Given problem =>
Give only the number of lines in the records below that contain the word "询问机构监管高管情况".

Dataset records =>
>> begin

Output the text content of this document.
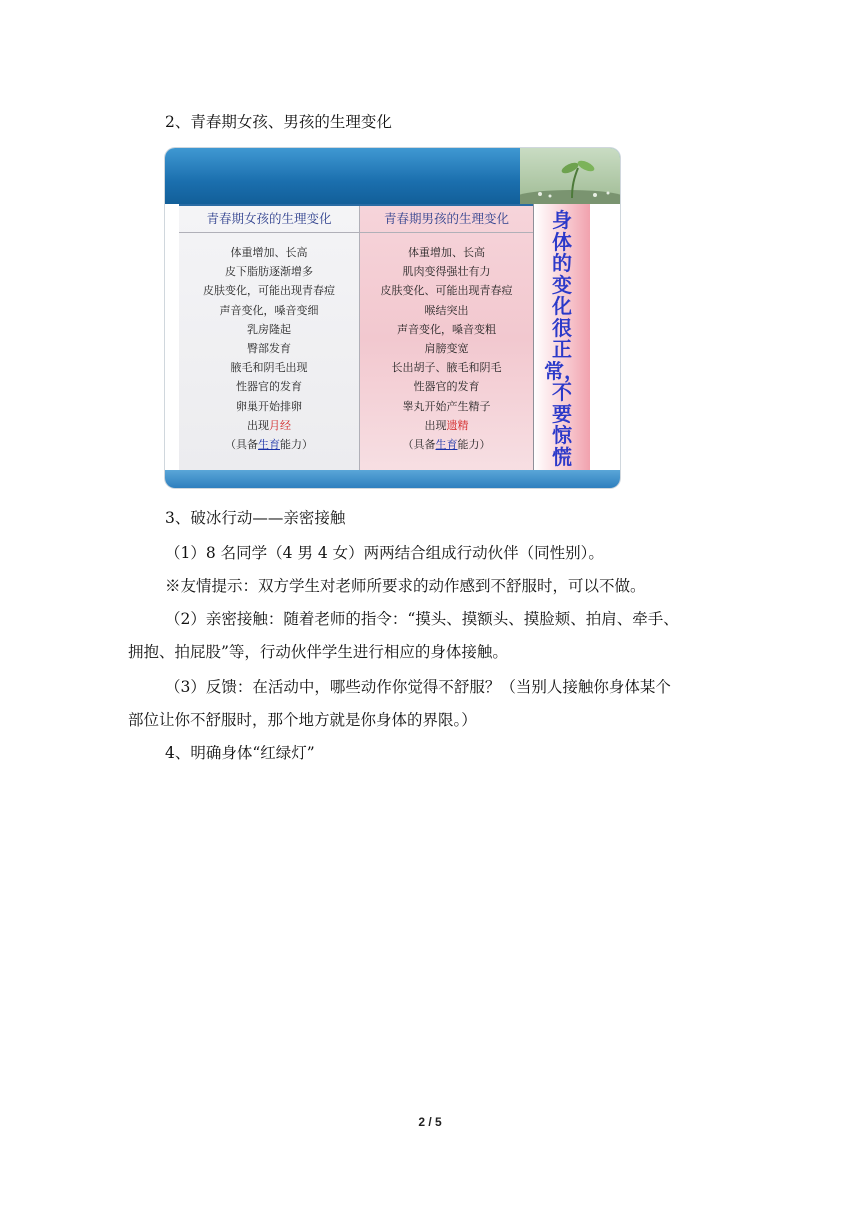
2、青春期女孩、男孩的生理变化
青春期女孩的生理变化
体重增加、长高
皮下脂肪逐渐增多
皮肤变化，可能出现青春痘
声音变化，嗓音变细
乳房隆起
臀部发育
腋毛和阴毛出现
性器官的发育
卵巢开始排卵
出现月经
（具备生育能力）
青春期男孩的生理变化
体重增加、长高
肌肉变得强壮有力
皮肤变化、可能出现青春痘
喉结突出
声音变化，嗓音变粗
肩膀变宽
长出胡子、腋毛和阴毛
性器官的发育
睾丸开始产生精子
出现遗精
（具备生育能力）
身体的变化很正常，不要惊慌
3、破冰行动——亲密接触
（1）8 名同学（4 男 4 女）两两结合组成行动伙伴（同性别）。
※友情提示：双方学生对老师所要求的动作感到不舒服时，可以不做。
（2）亲密接触：随着老师的指令：“摸头、摸额头、摸脸颊、拍肩、牵手、
拥抱、拍屁股”等，行动伙伴学生进行相应的身体接触。
（3）反馈：在活动中，哪些动作你觉得不舒服？（当别人接触你身体某个
部位让你不舒服时，那个地方就是你身体的界限。）
4、明确身体“红绿灯”
2 / 5
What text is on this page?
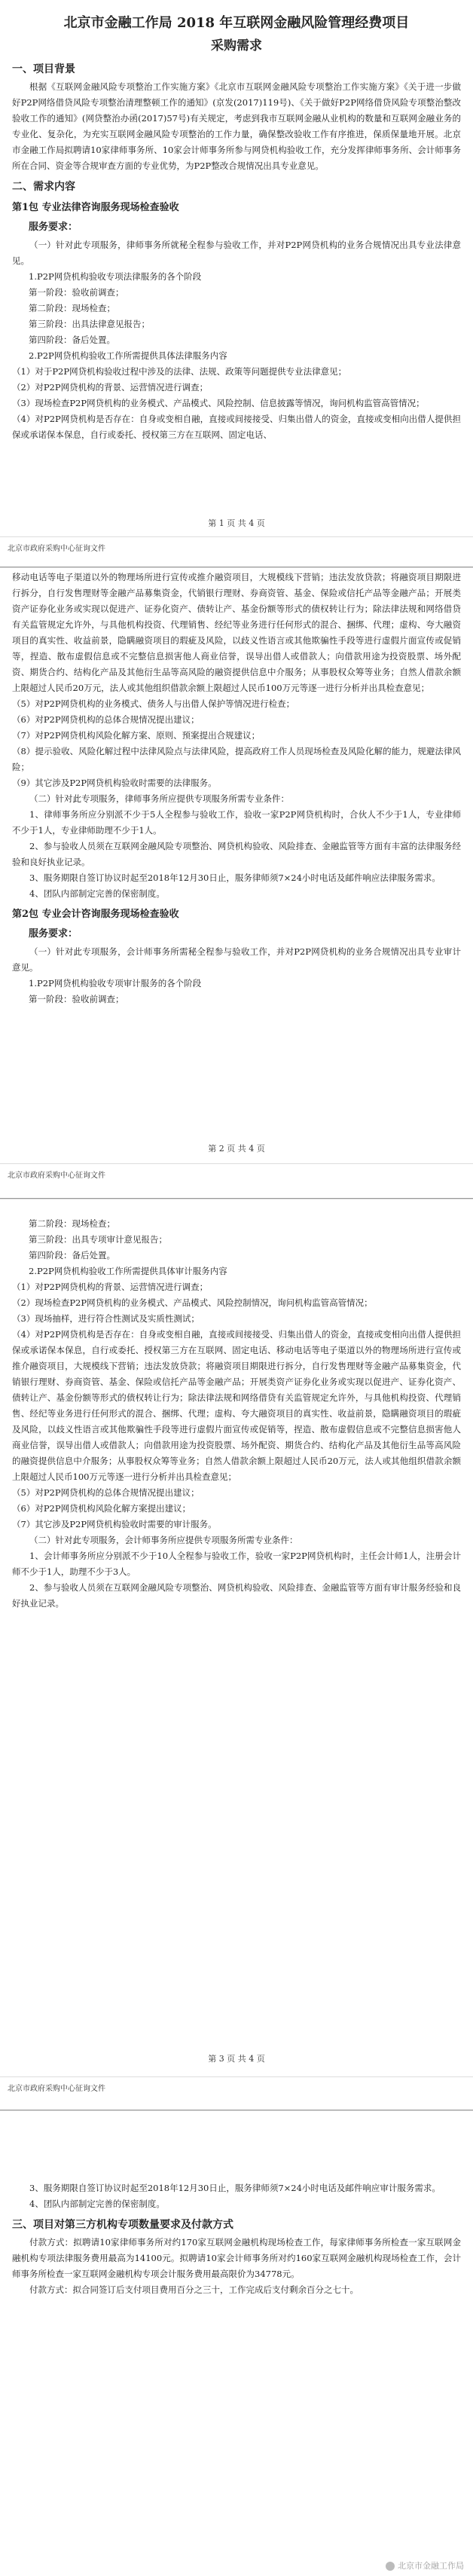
北京市金融工作局 2018 年互联网金融风险管理经费项目
采购需求
一、项目背景

根据《互联网金融风险专项整治工作实施方案》《北京市互联网金融风险专项整治工作实施方案》《关于进一步做好P2P网络借贷风险专项整治清理整顿工作的通知》(京发(2017)119号)、《关于做好P2P网络借贷风险专项整治整改验收工作的通知》(网贷整治办函(2017)57号)有关规定，考虑到我市互联网金融从业机构的数量和互联网金融业务的专业化、复杂化，为充实互联网金融风险专项整治的工作力量，确保整改验收工作有序推进，保质保量地开展。北京市金融工作局拟聘请10家律师事务所、10家会计师事务所参与网贷机构验收工作，充分发挥律师事务所、会计师事务所在合同、资金等合规审查方面的专业优势，为P2P整改合规情况出具专业意见。

二、需求内容
第1包 专业法律咨询服务现场检查验收
服务要求：

（一）针对此专项服务，律师事务所就秘全程参与验收工作，并对P2P网贷机构的业务合规情况出具专业法律意见。

1.P2P网贷机构验收专项法律服务的各个阶段

第一阶段：验收前调查；

第二阶段：现场检查；

第三阶段：出具法律意见报告；

第四阶段：备后处置。

2.P2P网贷机构验收工作所需提供具体法律服务内容

（1）对于P2P网贷机构验收过程中涉及的法律、法规、政策等问题提供专业法律意见；

（2）对P2P网贷机构的背景、运营情况进行调查；

（3）现场检查P2P网贷机构的业务模式、产品模式、风险控制、信息披露等情况，询问机构监管高管情况；

（4）对P2P网贷机构是否存在：自身或变相自融，直接或间接接受、归集出借人的资金，直接或变相向出借人提供担保或承诺保本保息，自行或委托、授权第三方在互联网、固定电话、

第 1 页 共 4 页
北京市政府采购中心征询文件

移动电话等电子渠道以外的物理场所进行宣传或推介融资项目，大规模线下营销；违法发放贷款；将融资项目期限进行拆分，自行发售理财等金融产品募集资金，代销银行理财、券商资管、基金、保险或信托产品等金融产品；开展类资产证券化业务或实现以促进产、证券化资产、债转让产、基金份额等形式的债权转让行为；除法律法规和网络借贷有关监管规定允许外，与具他机构投资、代理销售、经纪等业务进行任何形式的混合、捆绑、代理；虚构、夸大融资项目的真实性、收益前景，隐瞒融资项目的瑕疵及风险，以歧义性语言或其他欺骗性手段等进行虚假片面宣传或促销等，捏造、散布虚假信息或不完整信息损害他人商业信誉，误导出借人或借款人；向借款用途为投资股票、场外配资、期货合约、结构化产品及其他衍生品等高风险的融资提供信息中介服务；从事股权众筹等业务；自然人借款余额上限超过人民币20万元，法人或其他组织借款余额上限超过人民币100万元等逐一进行分析并出具检查意见；

（5）对P2P网贷机构的业务模式、债务人与出借人保护等情况进行检查；

（6）对P2P网贷机构的总体合规情况提出建议；

（7）对P2P网贷机构风险化解方案、原则、预案提出合规建议；

（8）提示验收、风险化解过程中法律风险点与法律风险，提高政府工作人员现场检查及风险化解的能力，规避法律风险；

（9）其它涉及P2P网贷机构验收时需要的法律服务。

（二）针对此专项服务，律师事务所应提供专项服务所需专业条件：

1、律师事务所应分别派不少于5人全程参与验收工作，验收一家P2P网贷机构时，合伙人不少于1人，专业律师不少于1人，专业律师助理不少于1人。

2、参与验收人员须在互联网金融风险专项整治、网贷机构验收、风险排查、金融监管等方面有丰富的法律服务经验和良好执业记录。

3、服务期限自签订协议时起至2018年12月30日止，服务律师须7×24小时电话及邮件响应法律服务需求。

4、团队内部制定完善的保密制度。

第2包 专业会计咨询服务现场检查验收
服务要求：

（一）针对此专项服务，会计师事务所需秘全程参与验收工作，并对P2P网贷机构的业务合规情况出具专业审计意见。

1.P2P网贷机构验收专项审计服务的各个阶段

第一阶段：验收前调查；

第 2 页 共 4 页
北京市政府采购中心征询文件

第二阶段：现场检查；

第三阶段：出具专项审计意见报告；

第四阶段：备后处置。

2.P2P网贷机构验收工作所需提供具体审计服务内容

（1）对P2P网贷机构的背景、运营情况进行调查；

（2）现场检查P2P网贷机构的业务模式、产品模式、风险控制情况，询问机构监管高管情况；

（3）现场抽样，进行符合性测试及实质性测试；

（4）对P2P网贷机构是否存在：自身或变相自融，直接或间接接受、归集出借人的资金，直接或变相向出借人提供担保或承诺保本保息，自行或委托、授权第三方在互联网、固定电话、移动电话等电子渠道以外的物理场所进行宣传或推介融资项目，大规模线下营销；违法发放贷款；将融资项目期限进行拆分，自行发售理财等金融产品募集资金，代销银行理财、券商资管、基金、保险或信托产品等金融产品；开展类资产证券化业务或实现以促进产、证券化资产、债转让产、基金份额等形式的债权转让行为；除法律法规和网络借贷有关监管规定允许外，与具他机构投资、代理销售、经纪等业务进行任何形式的混合、捆绑、代理；虚构、夸大融资项目的真实性、收益前景，隐瞒融资项目的瑕疵及风险，以歧义性语言或其他欺骗性手段等进行虚假片面宣传或促销等，捏造、散布虚假信息或不完整信息损害他人商业信誉，误导出借人或借款人；向借款用途为投资股票、场外配资、期货合约、结构化产品及其他衍生品等高风险的融资提供信息中介服务；从事股权众筹等业务；自然人借款余额上限超过人民币20万元，法人或其他组织借款余额上限超过人民币100万元等逐一进行分析并出具检查意见；

（5）对P2P网贷机构的总体合规情况提出建议；

（6）对P2P网贷机构风险化解方案提出建议；

（7）其它涉及P2P网贷机构验收时需要的审计服务。

（二）针对此专项服务，会计师事务所应提供专项服务所需专业条件：

1、会计师事务所应分别派不少于10人全程参与验收工作，验收一家P2P网贷机构时，主任会计师1人，注册会计师不少于1人，助理不少于3人。

2、参与验收人员须在互联网金融风险专项整治、网贷机构验收、风险排查、金融监管等方面有审计服务经验和良好执业记录。

第 3 页 共 4 页
北京市政府采购中心征询文件

3、服务期限自签订协议时起至2018年12月30日止，服务律师须7×24小时电话及邮件响应审计服务需求。

4、团队内部制定完善的保密制度。

三、项目对第三方机构专项数量要求及付款方式

付款方式：拟聘请10家律师事务所对约170家互联网金融机构现场检查工作，每家律师事务所检查一家互联网金融机构专项法律服务费用最高为14100元。拟聘请10家会计师事务所对约160家互联网金融机构现场检查工作，会计师事务所检查一家互联网金融机构专项会计服务费用最高限价为34778元。

付款方式：拟合同签订后支付项目费用百分之三十，工作完成后支付剩余百分之七十。

北京市金融工作局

>> end

The solution =>
2